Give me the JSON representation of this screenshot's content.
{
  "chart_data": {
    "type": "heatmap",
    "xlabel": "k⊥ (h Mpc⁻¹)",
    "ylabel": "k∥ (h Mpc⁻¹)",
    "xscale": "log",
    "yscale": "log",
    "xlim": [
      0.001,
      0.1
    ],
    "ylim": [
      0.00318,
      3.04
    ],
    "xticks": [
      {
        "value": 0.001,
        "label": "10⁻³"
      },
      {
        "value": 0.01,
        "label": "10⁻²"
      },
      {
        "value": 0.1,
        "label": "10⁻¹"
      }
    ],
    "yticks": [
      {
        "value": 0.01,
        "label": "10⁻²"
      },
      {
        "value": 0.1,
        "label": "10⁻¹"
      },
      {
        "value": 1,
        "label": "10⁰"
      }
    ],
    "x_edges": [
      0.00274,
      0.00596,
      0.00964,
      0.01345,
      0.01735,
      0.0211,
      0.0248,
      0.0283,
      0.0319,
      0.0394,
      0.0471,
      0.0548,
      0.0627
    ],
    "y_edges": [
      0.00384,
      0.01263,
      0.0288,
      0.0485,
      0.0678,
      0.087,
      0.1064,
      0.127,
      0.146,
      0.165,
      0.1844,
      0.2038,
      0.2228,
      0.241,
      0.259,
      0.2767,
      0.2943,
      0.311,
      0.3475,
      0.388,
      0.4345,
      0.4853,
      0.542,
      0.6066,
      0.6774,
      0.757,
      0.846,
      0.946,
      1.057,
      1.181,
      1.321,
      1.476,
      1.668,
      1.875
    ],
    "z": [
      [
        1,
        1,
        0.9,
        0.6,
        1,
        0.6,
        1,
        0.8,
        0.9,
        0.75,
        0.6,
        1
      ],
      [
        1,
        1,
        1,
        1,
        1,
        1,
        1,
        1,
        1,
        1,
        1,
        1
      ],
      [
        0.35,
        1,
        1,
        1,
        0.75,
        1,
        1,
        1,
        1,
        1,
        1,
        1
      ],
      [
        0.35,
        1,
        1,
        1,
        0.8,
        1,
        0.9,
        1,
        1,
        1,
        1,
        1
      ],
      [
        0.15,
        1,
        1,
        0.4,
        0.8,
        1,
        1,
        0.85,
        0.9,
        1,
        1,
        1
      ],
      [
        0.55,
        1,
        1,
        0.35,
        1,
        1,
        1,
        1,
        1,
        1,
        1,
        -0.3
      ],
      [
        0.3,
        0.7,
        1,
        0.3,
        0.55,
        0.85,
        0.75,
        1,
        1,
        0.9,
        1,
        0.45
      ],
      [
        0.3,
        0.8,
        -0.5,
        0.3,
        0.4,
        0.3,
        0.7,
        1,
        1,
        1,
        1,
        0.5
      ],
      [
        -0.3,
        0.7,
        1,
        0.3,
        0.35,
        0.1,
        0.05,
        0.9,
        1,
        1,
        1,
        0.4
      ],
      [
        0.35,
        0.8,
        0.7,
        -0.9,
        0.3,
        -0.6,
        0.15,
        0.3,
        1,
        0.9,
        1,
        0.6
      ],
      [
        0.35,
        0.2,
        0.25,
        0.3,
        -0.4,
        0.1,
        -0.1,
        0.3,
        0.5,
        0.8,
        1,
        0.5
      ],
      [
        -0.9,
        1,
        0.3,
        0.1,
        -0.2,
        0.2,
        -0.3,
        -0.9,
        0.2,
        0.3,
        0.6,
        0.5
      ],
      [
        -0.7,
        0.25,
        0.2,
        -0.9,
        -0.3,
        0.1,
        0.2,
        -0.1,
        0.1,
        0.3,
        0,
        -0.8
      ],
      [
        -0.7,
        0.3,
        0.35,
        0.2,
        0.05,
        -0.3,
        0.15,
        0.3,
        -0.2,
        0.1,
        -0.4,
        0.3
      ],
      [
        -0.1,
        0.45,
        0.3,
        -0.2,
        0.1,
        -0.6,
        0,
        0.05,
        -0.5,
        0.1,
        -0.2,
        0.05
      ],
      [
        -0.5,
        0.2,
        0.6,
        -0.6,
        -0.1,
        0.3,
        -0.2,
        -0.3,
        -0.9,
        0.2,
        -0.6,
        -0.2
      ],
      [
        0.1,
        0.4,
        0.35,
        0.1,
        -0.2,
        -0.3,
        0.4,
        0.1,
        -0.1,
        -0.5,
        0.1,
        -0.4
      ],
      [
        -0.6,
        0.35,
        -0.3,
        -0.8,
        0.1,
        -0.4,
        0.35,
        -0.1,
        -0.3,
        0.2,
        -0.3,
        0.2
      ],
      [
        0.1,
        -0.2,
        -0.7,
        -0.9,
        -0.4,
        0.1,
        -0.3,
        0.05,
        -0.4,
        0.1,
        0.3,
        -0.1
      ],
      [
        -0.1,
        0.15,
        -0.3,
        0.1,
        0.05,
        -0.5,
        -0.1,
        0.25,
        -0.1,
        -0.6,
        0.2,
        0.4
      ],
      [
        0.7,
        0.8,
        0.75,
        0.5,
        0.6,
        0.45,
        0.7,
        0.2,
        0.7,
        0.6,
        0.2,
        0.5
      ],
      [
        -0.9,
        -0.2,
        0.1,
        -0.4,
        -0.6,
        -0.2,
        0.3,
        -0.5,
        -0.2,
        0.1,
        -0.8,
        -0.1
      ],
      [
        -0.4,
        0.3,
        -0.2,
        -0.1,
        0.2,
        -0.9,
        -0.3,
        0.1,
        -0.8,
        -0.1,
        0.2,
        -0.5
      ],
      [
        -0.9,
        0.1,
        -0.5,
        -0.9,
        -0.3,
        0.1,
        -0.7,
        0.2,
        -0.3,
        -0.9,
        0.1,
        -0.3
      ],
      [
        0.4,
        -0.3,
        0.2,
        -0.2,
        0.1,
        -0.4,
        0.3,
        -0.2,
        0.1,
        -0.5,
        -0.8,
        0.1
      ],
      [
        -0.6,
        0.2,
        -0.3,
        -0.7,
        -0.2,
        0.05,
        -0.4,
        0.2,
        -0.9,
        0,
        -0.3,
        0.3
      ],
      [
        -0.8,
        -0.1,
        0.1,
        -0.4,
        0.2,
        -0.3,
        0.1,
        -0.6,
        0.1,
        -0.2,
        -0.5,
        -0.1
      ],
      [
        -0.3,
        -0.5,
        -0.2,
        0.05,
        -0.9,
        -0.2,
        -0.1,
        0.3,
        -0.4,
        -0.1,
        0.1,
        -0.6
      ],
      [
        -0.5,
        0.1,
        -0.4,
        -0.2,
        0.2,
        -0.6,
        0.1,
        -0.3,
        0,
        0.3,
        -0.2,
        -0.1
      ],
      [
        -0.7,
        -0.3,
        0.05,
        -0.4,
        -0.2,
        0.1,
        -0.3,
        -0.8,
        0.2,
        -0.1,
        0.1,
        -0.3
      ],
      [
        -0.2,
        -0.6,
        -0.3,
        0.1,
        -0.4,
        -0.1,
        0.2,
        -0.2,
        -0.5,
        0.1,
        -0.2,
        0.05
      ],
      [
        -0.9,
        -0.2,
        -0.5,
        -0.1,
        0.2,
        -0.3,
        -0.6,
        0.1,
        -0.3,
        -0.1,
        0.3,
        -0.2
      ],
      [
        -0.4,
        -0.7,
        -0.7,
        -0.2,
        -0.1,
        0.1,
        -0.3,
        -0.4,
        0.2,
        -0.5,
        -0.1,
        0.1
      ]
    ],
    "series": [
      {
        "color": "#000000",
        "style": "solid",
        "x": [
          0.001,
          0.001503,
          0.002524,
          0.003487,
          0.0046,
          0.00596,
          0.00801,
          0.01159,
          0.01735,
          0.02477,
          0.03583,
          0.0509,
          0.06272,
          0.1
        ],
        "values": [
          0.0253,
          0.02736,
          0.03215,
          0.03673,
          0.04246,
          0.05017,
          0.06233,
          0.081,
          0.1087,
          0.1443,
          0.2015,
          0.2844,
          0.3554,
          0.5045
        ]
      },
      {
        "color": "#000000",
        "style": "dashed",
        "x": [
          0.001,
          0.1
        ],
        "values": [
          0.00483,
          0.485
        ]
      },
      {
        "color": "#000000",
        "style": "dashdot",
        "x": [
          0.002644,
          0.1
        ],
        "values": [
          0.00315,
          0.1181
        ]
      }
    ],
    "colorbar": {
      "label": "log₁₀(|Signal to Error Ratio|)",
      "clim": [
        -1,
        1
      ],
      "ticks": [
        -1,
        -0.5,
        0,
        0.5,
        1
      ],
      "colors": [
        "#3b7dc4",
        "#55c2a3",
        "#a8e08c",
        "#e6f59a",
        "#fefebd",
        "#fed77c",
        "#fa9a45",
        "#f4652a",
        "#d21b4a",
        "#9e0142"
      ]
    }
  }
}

Description of the task ▸
Scan the listing above for the word "style" and copy every line that holds it.

Written answer ▸
        "style": "solid",
        "style": "dashed",
        "style": "dashdot",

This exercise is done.